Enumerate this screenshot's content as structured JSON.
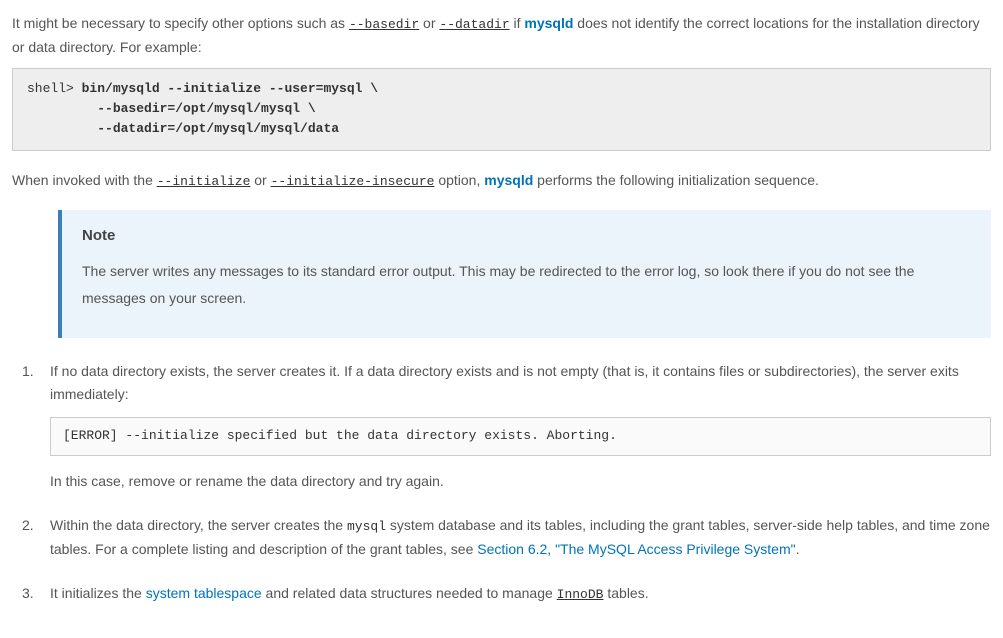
{
  "intro": {
    "p1a": "It might be necessary to specify other options such as ",
    "opt_basedir": "--basedir",
    "p1b": " or ",
    "opt_datadir": "--datadir",
    "p1c": " if ",
    "mysqld": "mysqld",
    "p1d": " does not identify the correct locations for the installation directory or data directory. For example:"
  },
  "codeblock1": {
    "prompt": "shell> ",
    "line1": "bin/mysqld --initialize --user=mysql \\",
    "line2": "         --basedir=/opt/mysql/mysql \\",
    "line3": "         --datadir=/opt/mysql/mysql/data"
  },
  "after_code": {
    "a": "When invoked with the ",
    "opt_init": "--initialize",
    "b": " or ",
    "opt_init_insecure": "--initialize-insecure",
    "c": " option, ",
    "mysqld": "mysqld",
    "d": " performs the following initialization sequence."
  },
  "note": {
    "title": "Note",
    "body": "The server writes any messages to its standard error output. This may be redirected to the error log, so look there if you do not see the messages on your screen."
  },
  "steps": {
    "s1": {
      "num": "1.",
      "p1": "If no data directory exists, the server creates it. If a data directory exists and is not empty (that is, it contains files or subdirectories), the server exits immediately:",
      "code": "[ERROR] --initialize specified but the data directory exists. Aborting.",
      "p2": "In this case, remove or rename the data directory and try again."
    },
    "s2": {
      "num": "2.",
      "a": "Within the data directory, the server creates the ",
      "mysql": "mysql",
      "b": " system database and its tables, including the grant tables, server-side help tables, and time zone tables. For a complete listing and description of the grant tables, see ",
      "link": "Section 6.2, \"The MySQL Access Privilege System\"",
      "c": "."
    },
    "s3": {
      "num": "3.",
      "a": "It initializes the ",
      "link": "system tablespace",
      "b": " and related data structures needed to manage ",
      "innodb": "InnoDB",
      "c": " tables."
    }
  }
}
◆ ◆ ◆ ◆ ◆ ◆ ◆
Work instructions | From the entries, report each line that includes the word "directory".

Output below |
    "p1d": " does not identify the correct locations for the installation directory or data directory. For example:"
      "p1": "If no data directory exists, the server creates it. If a data directory exists and is not empty (that is, it contains files or subdirectories), the server exits immediately:",
      "code": "[ERROR] --initialize specified but the data directory exists. Aborting.",
      "p2": "In this case, remove or rename the data directory and try again."
      "a": "Within the data directory, the server creates the ",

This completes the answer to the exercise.